- **Goal of the exercise**:
Below are the records; pull every line that includes "ರಗಳನ".

- **Material to process**:
________________________
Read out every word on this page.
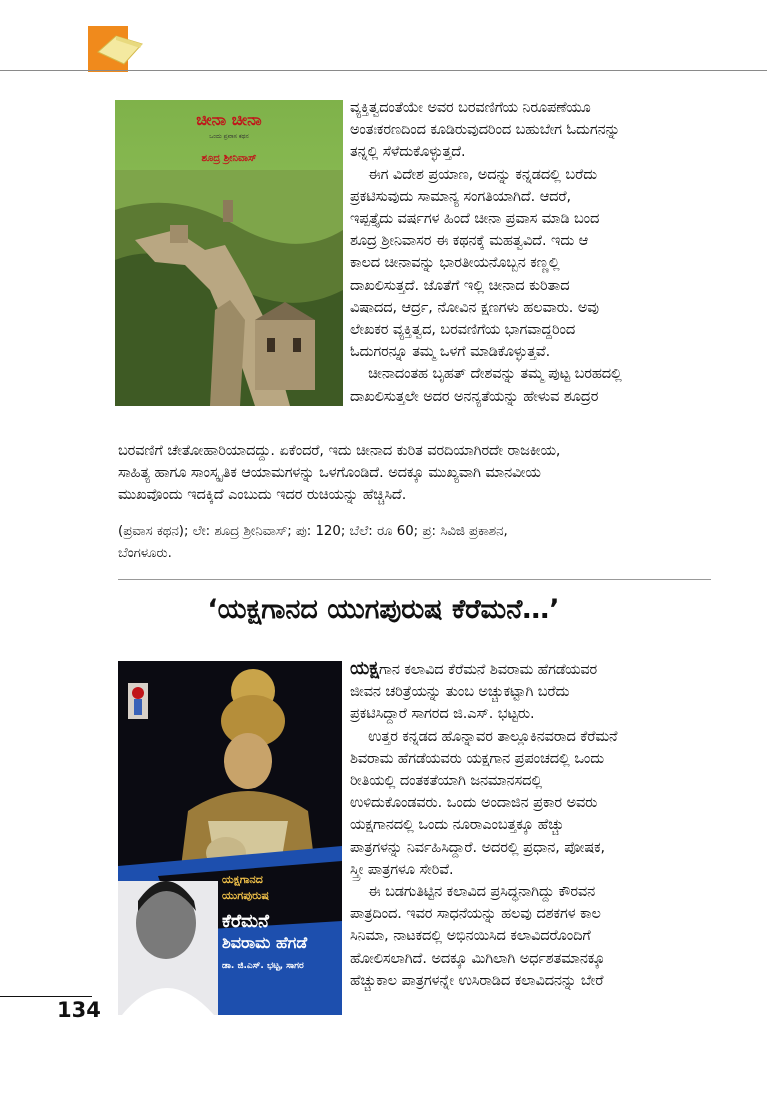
ಚೀನಾ ಚೀನಾ
ಒಂದು ಪ್ರವಾಸ ಕಥನ
ಶೂದ್ರ ಶ್ರೀನಿವಾಸ್
ವ್ಯಕ್ತಿತ್ವದಂತೆಯೇ ಅವರ ಬರವಣಿಗೆಯ ನಿರೂಪಣೆಯೂ
ಅಂತಃಕರಣದಿಂದ ಕೂಡಿರುವುದರಿಂದ ಬಹುಬೇಗ ಓದುಗನನ್ನು
ತನ್ನಲ್ಲಿ ಸೆಳೆದುಕೊಳ್ಳುತ್ತದೆ.
ಈಗ ವಿದೇಶ ಪ್ರಯಾಣ, ಅದನ್ನು ಕನ್ನಡದಲ್ಲಿ ಬರೆದು
ಪ್ರಕಟಿಸುವುದು ಸಾಮಾನ್ಯ ಸಂಗತಿಯಾಗಿದೆ. ಆದರೆ,
ಇಪ್ಪತ್ತೈದು ವರ್ಷಗಳ ಹಿಂದೆ ಚೀನಾ ಪ್ರವಾಸ ಮಾಡಿ ಬಂದ
ಶೂದ್ರ ಶ್ರೀನಿವಾಸರ ಈ ಕಥನಕ್ಕೆ ಮಹತ್ವವಿದೆ. ಇದು ಆ
ಕಾಲದ ಚೀನಾವನ್ನು ಭಾರತೀಯನೊಬ್ಬನ ಕಣ್ಣಲ್ಲಿ
ದಾಖಲಿಸುತ್ತದೆ. ಜೊತೆಗೆ ಇಲ್ಲಿ ಚೀನಾದ ಕುರಿತಾದ
ವಿಷಾದದ, ಆರ್ದ್ರ, ನೋವಿನ ಕ್ಷಣಗಳು ಹಲವಾರು. ಅವು
ಲೇಖಕರ ವ್ಯಕ್ತಿತ್ವದ, ಬರವಣಿಗೆಯ ಭಾಗವಾದ್ದರಿಂದ
ಓದುಗರನ್ನೂ ತಮ್ಮ ಒಳಗೆ ಮಾಡಿಕೊಳ್ಳುತ್ತವೆ.
ಚೀನಾದಂತಹ ಬೃಹತ್ ದೇಶವನ್ನು ತಮ್ಮ ಪುಟ್ಟ ಬರಹದಲ್ಲಿ
ದಾಖಲಿಸುತ್ತಲೇ ಅದರ ಅನನ್ಯತೆಯನ್ನು ಹೇಳುವ ಶೂದ್ರರ
ಬರವಣಿಗೆ ಚೇತೋಹಾರಿಯಾದದ್ದು. ಏಕೆಂದರೆ, ಇದು ಚೀನಾದ ಕುರಿತ ವರದಿಯಾಗಿರದೇ ರಾಜಕೀಯ,
ಸಾಹಿತ್ಯ ಹಾಗೂ ಸಾಂಸ್ಕೃತಿಕ ಆಯಾಮಗಳನ್ನು ಒಳಗೊಂಡಿದೆ. ಅದಕ್ಕೂ ಮುಖ್ಯವಾಗಿ ಮಾನವೀಯ
ಮುಖವೊಂದು ಇದಕ್ಕಿದೆ ಎಂಬುದು ಇದರ ರುಚಿಯನ್ನು ಹೆಚ್ಚಿಸಿದೆ.
(ಪ್ರವಾಸ ಕಥನ); ಲೇ: ಶೂದ್ರ ಶ್ರೀನಿವಾಸ್; ಪು: 120; ಬೆಲೆ: ರೂ 60; ಪ್ರ: ಸಿವಿಜಿ ಪ್ರಕಾಶನ,
ಬೆಂಗಳೂರು.
‘ಯಕ್ಷಗಾನದ ಯುಗಪುರುಷ ಕೆರೆಮನೆ…’
ಯಕ್ಷಗಾನದ
ಯುಗಪುರುಷ
ಕೆರೆಮನೆ
ಶಿವರಾಮ ಹೆಗಡೆ
ಡಾ. ಜಿ.ಎಸ್. ಭಟ್ಟ, ಸಾಗರ
ಯಕ್ಷಗಾನ ಕಲಾವಿದ ಕೆರೆಮನೆ ಶಿವರಾಮ ಹೆಗಡೆಯವರ
ಜೀವನ ಚರಿತ್ರೆಯನ್ನು ತುಂಬ ಅಚ್ಚುಕಟ್ಟಾಗಿ ಬರೆದು
ಪ್ರಕಟಿಸಿದ್ದಾರೆ ಸಾಗರದ ಜಿ.ಎಸ್. ಭಟ್ಟರು.
ಉತ್ತರ ಕನ್ನಡದ ಹೊನ್ನಾವರ ತಾಲ್ಲೂಕಿನವರಾದ ಕೆರೆಮನೆ
ಶಿವರಾಮ ಹೆಗಡೆಯವರು ಯಕ್ಷಗಾನ ಪ್ರಪಂಚದಲ್ಲಿ ಒಂದು
ರೀತಿಯಲ್ಲಿ ದಂತಕತೆಯಾಗಿ ಜನಮಾನಸದಲ್ಲಿ
ಉಳಿದುಕೊಂಡವರು. ಒಂದು ಅಂದಾಜಿನ ಪ್ರಕಾರ ಅವರು
ಯಕ್ಷಗಾನದಲ್ಲಿ ಒಂದು ನೂರಾಎಂಬತ್ತಕ್ಕೂ ಹೆಚ್ಚು
ಪಾತ್ರಗಳನ್ನು ನಿರ್ವಹಿಸಿದ್ದಾರೆ. ಅದರಲ್ಲಿ ಪ್ರಧಾನ, ಪೋಷಕ,
ಸ್ತ್ರೀ ಪಾತ್ರಗಳೂ ಸೇರಿವೆ.
ಈ ಬಡಗುತಿಟ್ಟಿನ ಕಲಾವಿದ ಪ್ರಸಿದ್ಧನಾಗಿದ್ದು ಕೌರವನ
ಪಾತ್ರದಿಂದ. ಇವರ ಸಾಧನೆಯನ್ನು ಹಲವು ದಶಕಗಳ ಕಾಲ
ಸಿನಿಮಾ, ನಾಟಕದಲ್ಲಿ ಅಭಿನಯಿಸಿದ ಕಲಾವಿದರೊಂದಿಗೆ
ಹೋಲಿಸಲಾಗಿದೆ. ಅದಕ್ಕೂ ಮಿಗಿಲಾಗಿ ಅರ್ಧಶತಮಾನಕ್ಕೂ
ಹೆಚ್ಚುಕಾಲ ಪಾತ್ರಗಳನ್ನೇ ಉಸಿರಾಡಿದ ಕಲಾವಿದನನ್ನು ಬೇರೆ
134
________________________
- **Exercise answer**:
ಪಾತ್ರಗಳನ್ನು ನಿರ್ವಹಿಸಿದ್ದಾರೆ. ಅದರಲ್ಲಿ ಪ್ರಧಾನ, ಪೋಷಕ,
ಹೆಚ್ಚುಕಾಲ ಪಾತ್ರಗಳನ್ನೇ ಉಸಿರಾಡಿದ ಕಲಾವಿದನನ್ನು ಬೇರೆ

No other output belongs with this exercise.